— start of INFORMATION GIVEN —

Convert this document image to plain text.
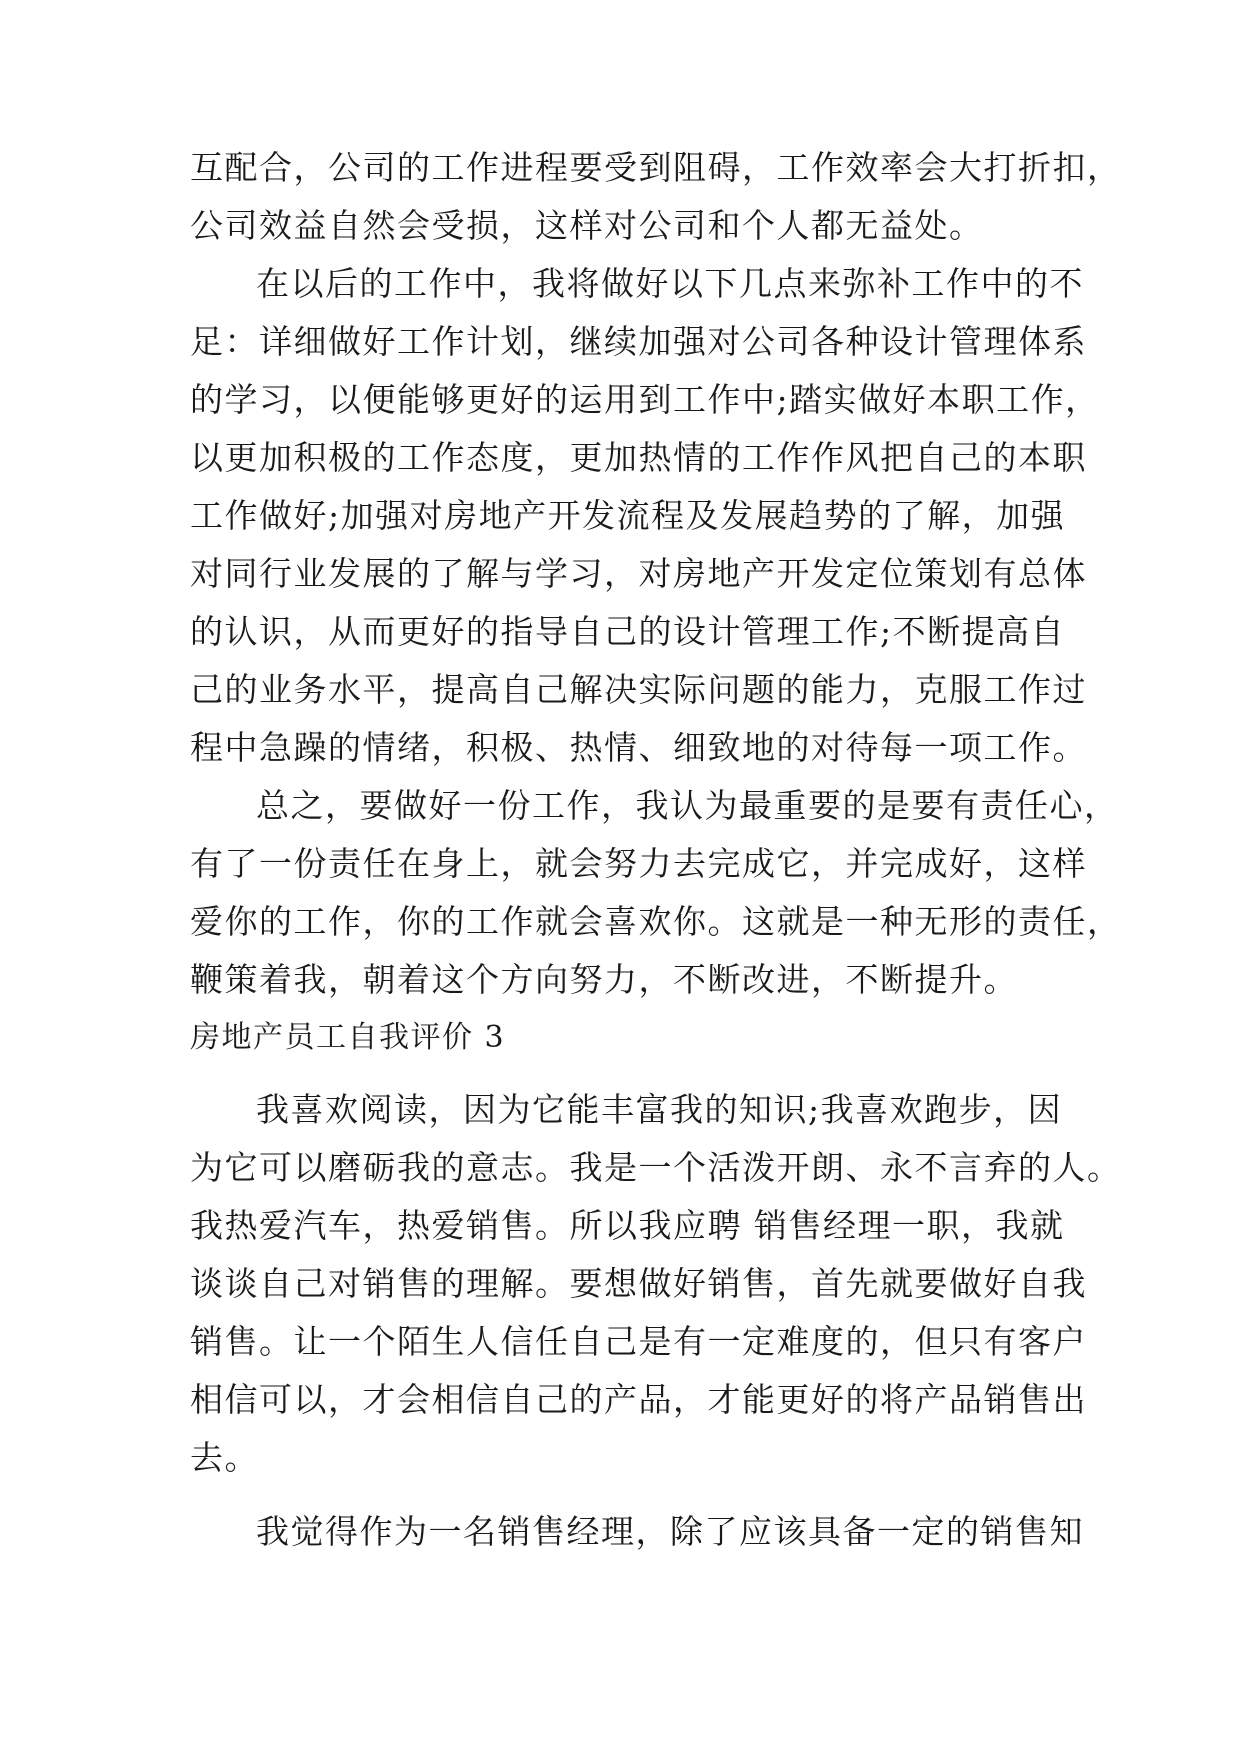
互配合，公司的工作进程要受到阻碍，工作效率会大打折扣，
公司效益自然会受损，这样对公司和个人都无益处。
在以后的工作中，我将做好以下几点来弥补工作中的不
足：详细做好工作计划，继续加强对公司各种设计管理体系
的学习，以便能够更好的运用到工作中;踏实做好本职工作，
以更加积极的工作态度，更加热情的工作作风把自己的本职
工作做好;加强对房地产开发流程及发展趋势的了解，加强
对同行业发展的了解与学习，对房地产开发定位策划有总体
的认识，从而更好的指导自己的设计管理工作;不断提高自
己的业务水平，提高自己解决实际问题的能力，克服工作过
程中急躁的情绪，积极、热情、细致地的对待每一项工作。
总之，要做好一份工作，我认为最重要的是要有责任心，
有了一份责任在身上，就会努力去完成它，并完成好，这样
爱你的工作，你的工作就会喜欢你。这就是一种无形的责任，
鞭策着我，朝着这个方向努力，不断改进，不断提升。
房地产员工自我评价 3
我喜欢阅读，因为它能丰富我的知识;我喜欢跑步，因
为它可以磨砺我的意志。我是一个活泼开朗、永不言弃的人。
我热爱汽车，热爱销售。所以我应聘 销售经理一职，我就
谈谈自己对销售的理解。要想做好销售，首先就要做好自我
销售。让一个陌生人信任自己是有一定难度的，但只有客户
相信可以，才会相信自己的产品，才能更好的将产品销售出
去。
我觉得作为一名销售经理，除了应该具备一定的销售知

— end of INFORMATION GIVEN —

*SHORT PROBLEM*
Transcribe the whole listing exactly. Pictures stay out of your copy.

*PROBLEM SOLUTION*
Convert this document image to plain text.
互配合，公司的工作进程要受到阻碍，工作效率会大打折扣，
公司效益自然会受损，这样对公司和个人都无益处。
在以后的工作中，我将做好以下几点来弥补工作中的不
足：详细做好工作计划，继续加强对公司各种设计管理体系
的学习，以便能够更好的运用到工作中;踏实做好本职工作，
以更加积极的工作态度，更加热情的工作作风把自己的本职
工作做好;加强对房地产开发流程及发展趋势的了解，加强
对同行业发展的了解与学习，对房地产开发定位策划有总体
的认识，从而更好的指导自己的设计管理工作;不断提高自
己的业务水平，提高自己解决实际问题的能力，克服工作过
程中急躁的情绪，积极、热情、细致地的对待每一项工作。
总之，要做好一份工作，我认为最重要的是要有责任心，
有了一份责任在身上，就会努力去完成它，并完成好，这样
爱你的工作，你的工作就会喜欢你。这就是一种无形的责任，
鞭策着我，朝着这个方向努力，不断改进，不断提升。
房地产员工自我评价 3
我喜欢阅读，因为它能丰富我的知识;我喜欢跑步，因
为它可以磨砺我的意志。我是一个活泼开朗、永不言弃的人。
我热爱汽车，热爱销售。所以我应聘 销售经理一职，我就
谈谈自己对销售的理解。要想做好销售，首先就要做好自我
销售。让一个陌生人信任自己是有一定难度的，但只有客户
相信可以，才会相信自己的产品，才能更好的将产品销售出
去。
我觉得作为一名销售经理，除了应该具备一定的销售知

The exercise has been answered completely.